**RECORDS SHOWN:**
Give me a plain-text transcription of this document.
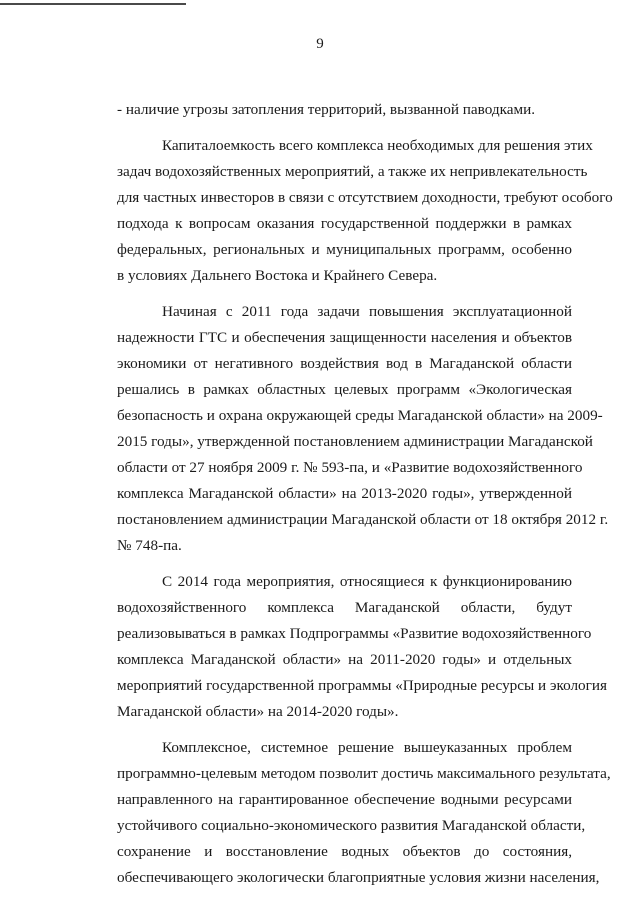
9
- наличие угрозы затопления территорий, вызванной паводками.
Капиталоемкость всего комплекса необходимых для решения этих
задач водохозяйственных мероприятий, а также их непривлекательность
для частных инвесторов в связи с отсутствием доходности, требуют особого
подхода к вопросам оказания государственной поддержки в рамках
федеральных, региональных и муниципальных программ, особенно
в условиях Дальнего Востока и Крайнего Севера.
Начиная с 2011 года задачи повышения эксплуатационной
надежности ГТС и обеспечения защищенности населения и объектов
экономики от негативного воздействия вод в Магаданской области
решались в рамках областных целевых программ «Экологическая
безопасность и охрана окружающей среды Магаданской области» на 2009-
2015 годы», утвержденной постановлением администрации Магаданской
области от 27 ноября 2009 г. № 593-па, и «Развитие водохозяйственного
комплекса Магаданской области» на 2013-2020 годы», утвержденной
постановлением администрации Магаданской области от 18 октября 2012 г.
№ 748-па.
С 2014 года мероприятия, относящиеся к функционированию
водохозяйственного комплекса Магаданской области, будут
реализовываться в рамках Подпрограммы «Развитие водохозяйственного
комплекса Магаданской области» на 2011-2020 годы» и отдельных
мероприятий государственной программы «Природные ресурсы и экология
Магаданской области» на 2014-2020 годы».
Комплексное, системное решение вышеуказанных проблем
программно-целевым методом позволит достичь максимального результата,
направленного на гарантированное обеспечение водными ресурсами
устойчивого социально-экономического развития Магаданской области,
сохранение и восстановление водных объектов до состояния,
обеспечивающего экологически благоприятные условия жизни населения,
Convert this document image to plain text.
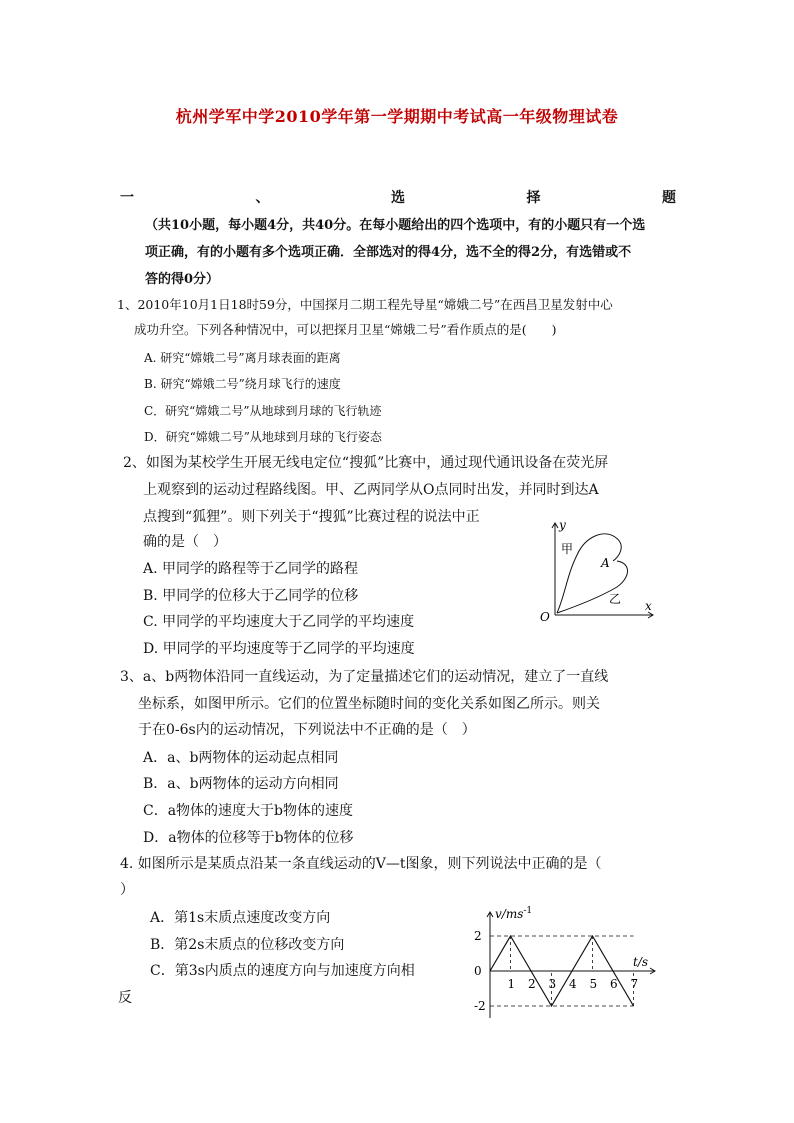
杭州学军中学2010学年第一学期期中考试高一年级物理试卷
一	、	选	择	题
（共10小题，每小题4分，共40分。在每小题给出的四个选项中，有的小题只有一个选
项正确，有的小题有多个选项正确．全部选对的得4分，选不全的得2分，有选错或不
答的得0分）
1、2010年10月1日18时59分，中国探月二期工程先导星“嫦娥二号”在西昌卫星发射中心
成功升空。下列各种情况中，可以把探月卫星“嫦娥二号”看作质点的是(　　)
A. 研究“嫦娥二号”离月球表面的距离
B. 研究“嫦娥二号”绕月球飞行的速度
C．研究“嫦娥二号”从地球到月球的飞行轨迹
D．研究“嫦娥二号”从地球到月球的飞行姿态
2、如图为某校学生开展无线电定位“搜狐”比赛中，通过现代通讯设备在荧光屏
上观察到的运动过程路线图。甲、乙两同学从O点同时出发，并同时到达A
点搜到“狐狸”。则下列关于“搜狐”比赛过程的说法中正
确的是（　）
A. 甲同学的路程等于乙同学的路程
B. 甲同学的位移大于乙同学的位移
C. 甲同学的平均速度大于乙同学的平均速度
D. 甲同学的平均速度等于乙同学的平均速度
y
x
O
甲
乙
A
3、a、b两物体沿同一直线运动，为了定量描述它们的运动情况，建立了一直线
坐标系，如图甲所示。它们的位置坐标随时间的变化关系如图乙所示。则关
于在0-6s内的运动情况，下列说法中不正确的是（　）
A．a、b两物体的运动起点相同
B．a、b两物体的运动方向相同
C．a物体的速度大于b物体的速度
D．a物体的位移等于b物体的位移
4. 如图所示是某质点沿某一条直线运动的V—t图象，则下列说法中正确的是（
）
A．第1s末质点速度改变方向
B．第2s末质点的位移改变方向
C．第3s内质点的速度方向与加速度方向相
反
$v/ms^{-1}$
t/s
1 2 3 4 5 6 7
2
0
-2
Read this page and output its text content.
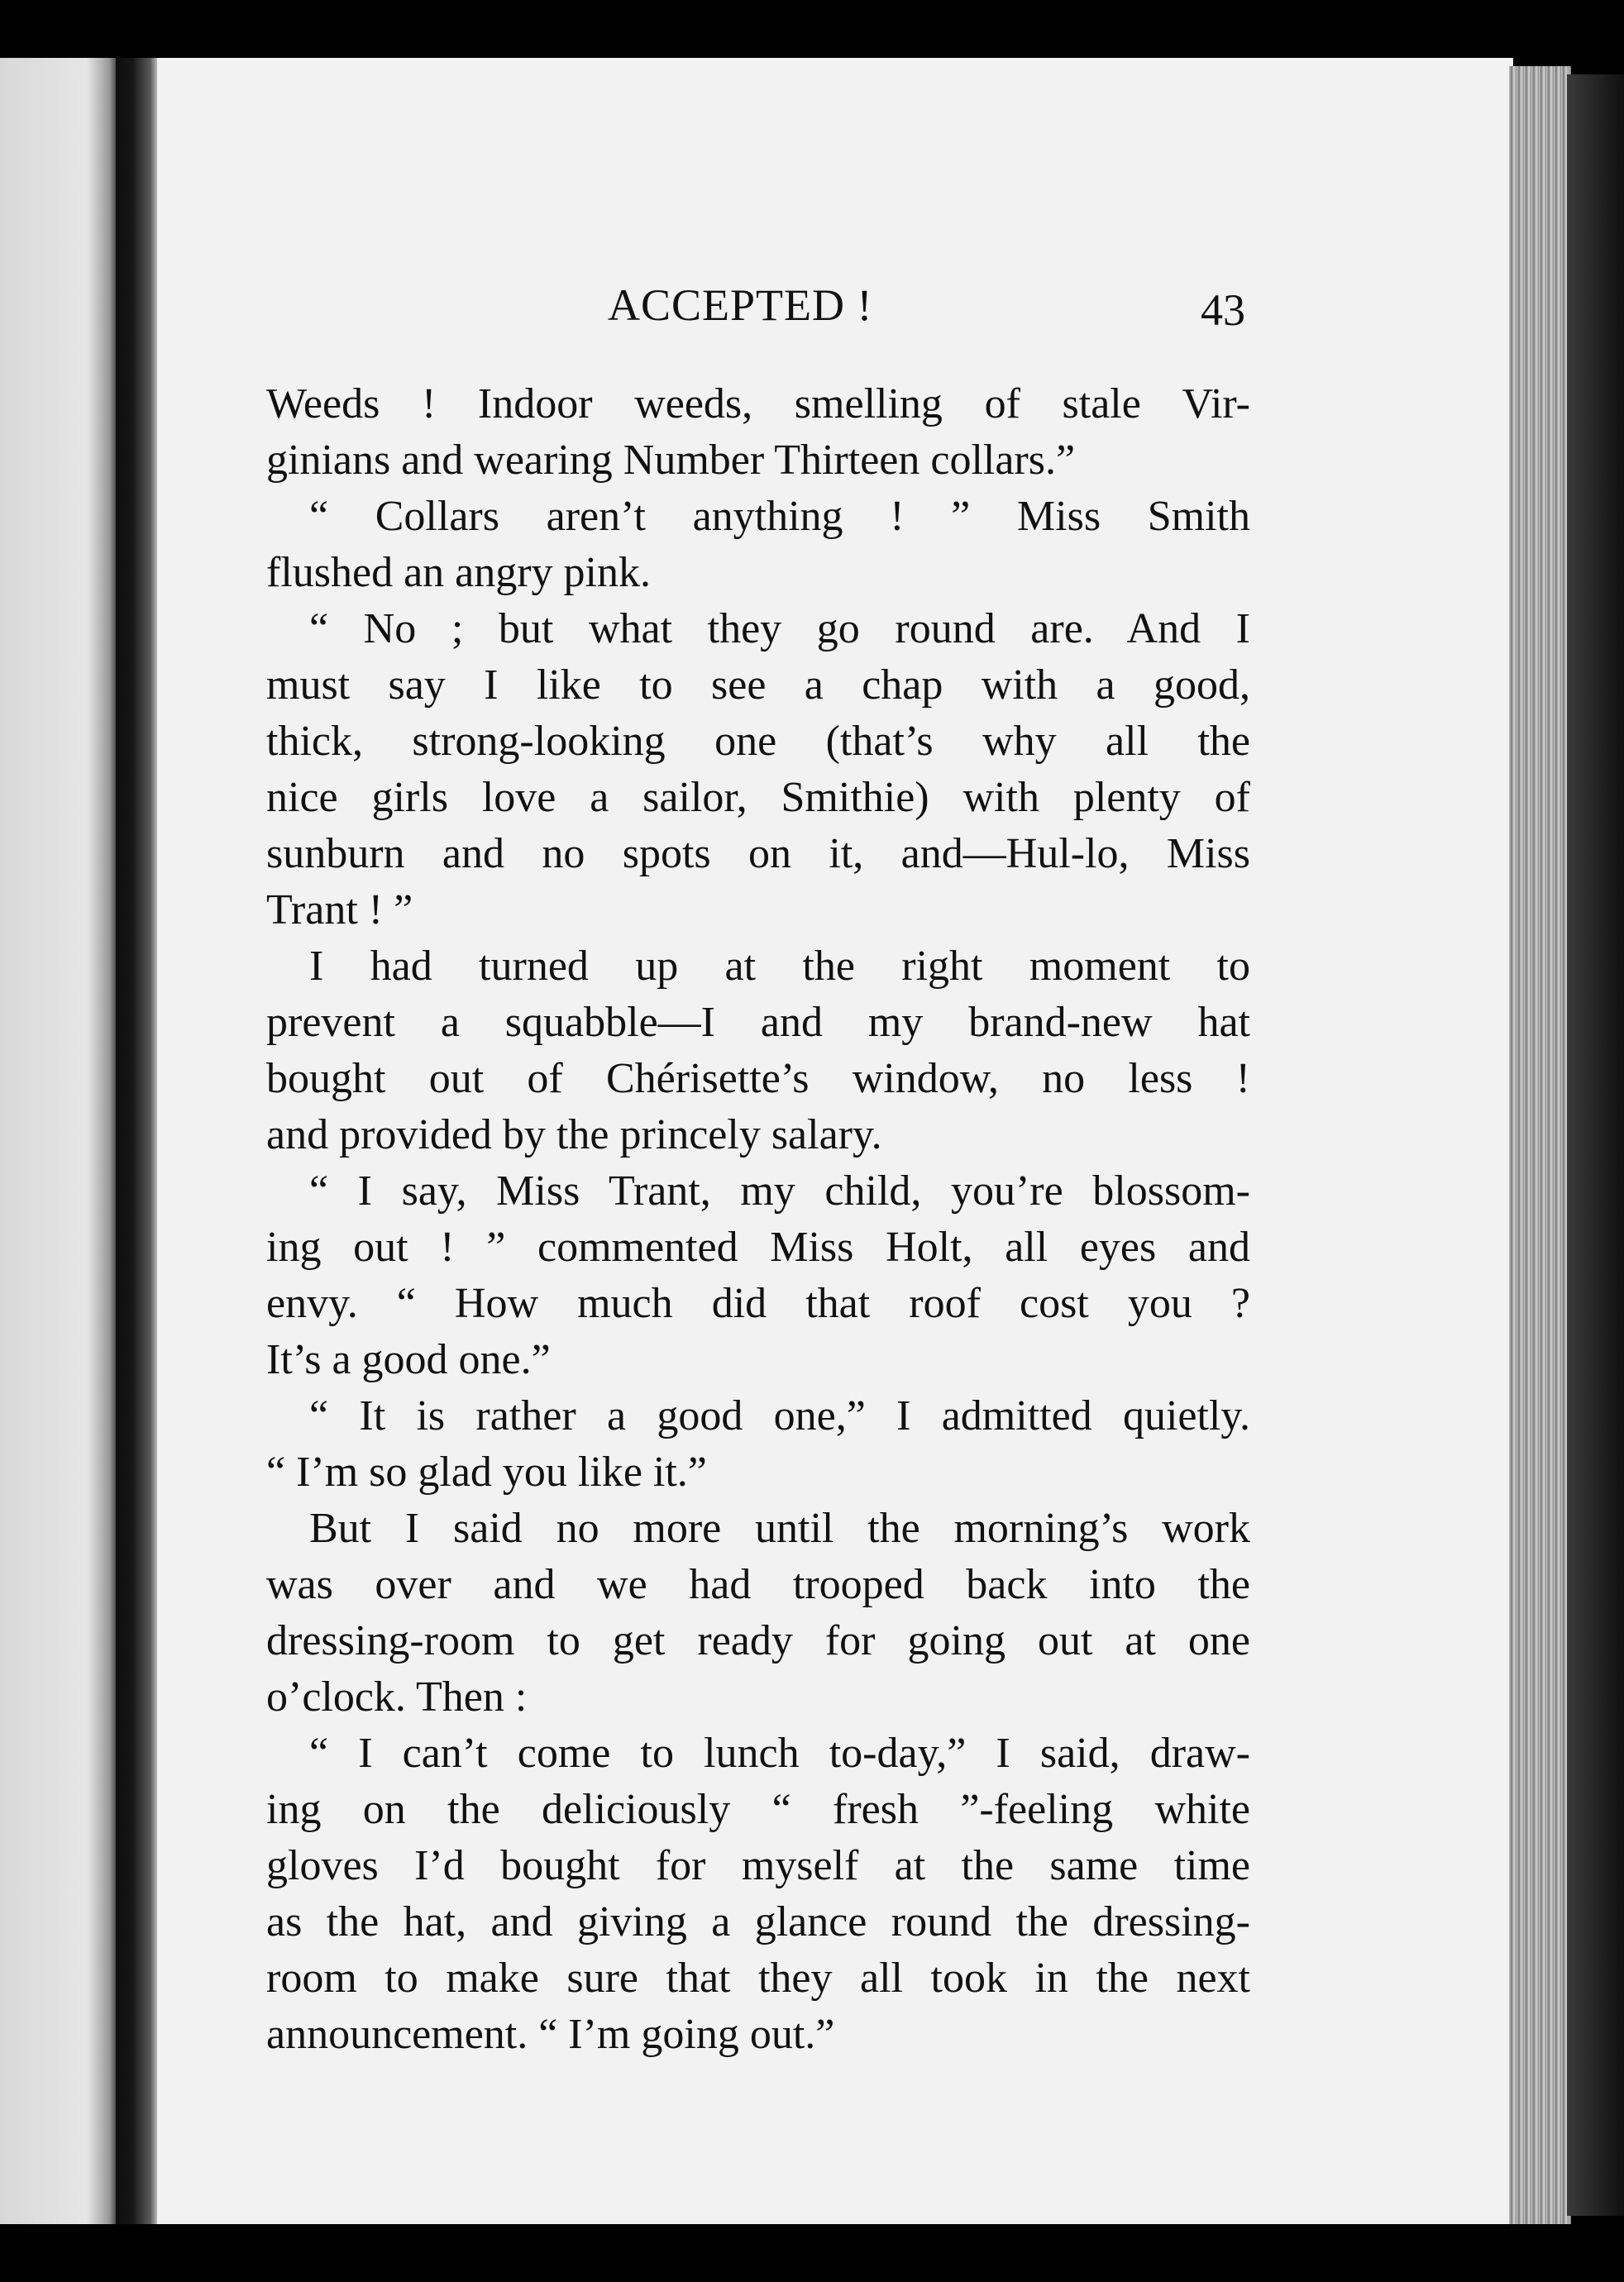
ACCEPTED !	43
Weeds ! Indoor weeds, smelling of stale Vir-
ginians and wearing Number Thirteen collars.”
“ Collars aren’t anything ! ” Miss Smith
flushed an angry pink.
“ No ; but what they go round are. And I
must say I like to see a chap with a good,
thick, strong-looking one (that’s why all the
nice girls love a sailor, Smithie) with plenty of
sunburn and no spots on it, and—Hul-lo, Miss
Trant ! ”
I had turned up at the right moment to
prevent a squabble—I and my brand-new hat
bought out of Chérisette’s window, no less !
and provided by the princely salary.
“ I say, Miss Trant, my child, you’re blossom-
ing out ! ” commented Miss Holt, all eyes and
envy. “ How much did that roof cost you ?
It’s a good one.”
“ It is rather a good one,” I admitted quietly.
“ I’m so glad you like it.”
But I said no more until the morning’s work
was over and we had trooped back into the
dressing-room to get ready for going out at one
o’clock. Then :
“ I can’t come to lunch to-day,” I said, draw-
ing on the deliciously “ fresh ”-feeling white
gloves I’d bought for myself at the same time
as the hat, and giving a glance round the dressing-
room to make sure that they all took in the next
announcement. “ I’m going out.”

**GIVEN INSTRUCTION:** Repeat the records in full, exactly as they appear, without the pictures.

**COMPLETE RESPONSE:**
Give me a plain-text transcription of this document.
9
- наличие угрозы затопления территорий, вызванной паводками.
Капиталоемкость всего комплекса необходимых для решения этих
задач водохозяйственных мероприятий, а также их непривлекательность
для частных инвесторов в связи с отсутствием доходности, требуют особого
подхода к вопросам оказания государственной поддержки в рамках
федеральных, региональных и муниципальных программ, особенно
в условиях Дальнего Востока и Крайнего Севера.
Начиная с 2011 года задачи повышения эксплуатационной
надежности ГТС и обеспечения защищенности населения и объектов
экономики от негативного воздействия вод в Магаданской области
решались в рамках областных целевых программ «Экологическая
безопасность и охрана окружающей среды Магаданской области» на 2009-
2015 годы», утвержденной постановлением администрации Магаданской
области от 27 ноября 2009 г. № 593-па, и «Развитие водохозяйственного
комплекса Магаданской области» на 2013-2020 годы», утвержденной
постановлением администрации Магаданской области от 18 октября 2012 г.
№ 748-па.
С 2014 года мероприятия, относящиеся к функционированию
водохозяйственного комплекса Магаданской области, будут
реализовываться в рамках Подпрограммы «Развитие водохозяйственного
комплекса Магаданской области» на 2011-2020 годы» и отдельных
мероприятий государственной программы «Природные ресурсы и экология
Магаданской области» на 2014-2020 годы».
Комплексное, системное решение вышеуказанных проблем
программно-целевым методом позволит достичь максимального результата,
направленного на гарантированное обеспечение водными ресурсами
устойчивого социально-экономического развития Магаданской области,
сохранение и восстановление водных объектов до состояния,
обеспечивающего экологически благоприятные условия жизни населения,
Convert this document image to plain text.
杭州学军中学2010学年第一学期期中考试高一年级物理试卷
一	、	选	择	题
（共10小题，每小题4分，共40分。在每小题给出的四个选项中，有的小题只有一个选
项正确，有的小题有多个选项正确．全部选对的得4分，选不全的得2分，有选错或不
答的得0分）
1、2010年10月1日18时59分，中国探月二期工程先导星“嫦娥二号”在西昌卫星发射中心
成功升空。下列各种情况中，可以把探月卫星“嫦娥二号”看作质点的是(　　)
A. 研究“嫦娥二号”离月球表面的距离
B. 研究“嫦娥二号”绕月球飞行的速度
C．研究“嫦娥二号”从地球到月球的飞行轨迹
D．研究“嫦娥二号”从地球到月球的飞行姿态
2、如图为某校学生开展无线电定位“搜狐”比赛中，通过现代通讯设备在荧光屏
上观察到的运动过程路线图。甲、乙两同学从O点同时出发，并同时到达A
点搜到“狐狸”。则下列关于“搜狐”比赛过程的说法中正
确的是（　）
A. 甲同学的路程等于乙同学的路程
B. 甲同学的位移大于乙同学的位移
C. 甲同学的平均速度大于乙同学的平均速度
D. 甲同学的平均速度等于乙同学的平均速度
y
x
O
甲
乙
A
3、a、b两物体沿同一直线运动，为了定量描述它们的运动情况，建立了一直线
坐标系，如图甲所示。它们的位置坐标随时间的变化关系如图乙所示。则关
于在0-6s内的运动情况，下列说法中不正确的是（　）
A．a、b两物体的运动起点相同
B．a、b两物体的运动方向相同
C．a物体的速度大于b物体的速度
D．a物体的位移等于b物体的位移
4. 如图所示是某质点沿某一条直线运动的V—t图象，则下列说法中正确的是（
）
A．第1s末质点速度改变方向
B．第2s末质点的位移改变方向
C．第3s内质点的速度方向与加速度方向相
反
$v/ms^{-1}$
t/s
1 2 3 4 5 6 7
2
0
-2
Read this page and output its text content.
ACCEPTED !	43
Weeds ! Indoor weeds, smelling of stale Vir-
ginians and wearing Number Thirteen collars.”
“ Collars aren’t anything ! ” Miss Smith
flushed an angry pink.
“ No ; but what they go round are. And I
must say I like to see a chap with a good,
thick, strong-looking one (that’s why all the
nice girls love a sailor, Smithie) with plenty of
sunburn and no spots on it, and—Hul-lo, Miss
Trant ! ”
I had turned up at the right moment to
prevent a squabble—I and my brand-new hat
bought out of Chérisette’s window, no less !
and provided by the princely salary.
“ I say, Miss Trant, my child, you’re blossom-
ing out ! ” commented Miss Holt, all eyes and
envy. “ How much did that roof cost you ?
It’s a good one.”
“ It is rather a good one,” I admitted quietly.
“ I’m so glad you like it.”
But I said no more until the morning’s work
was over and we had trooped back into the
dressing-room to get ready for going out at one
o’clock. Then :
“ I can’t come to lunch to-day,” I said, draw-
ing on the deliciously “ fresh ”-feeling white
gloves I’d bought for myself at the same time
as the hat, and giving a glance round the dressing-
room to make sure that they all took in the next
announcement. “ I’m going out.”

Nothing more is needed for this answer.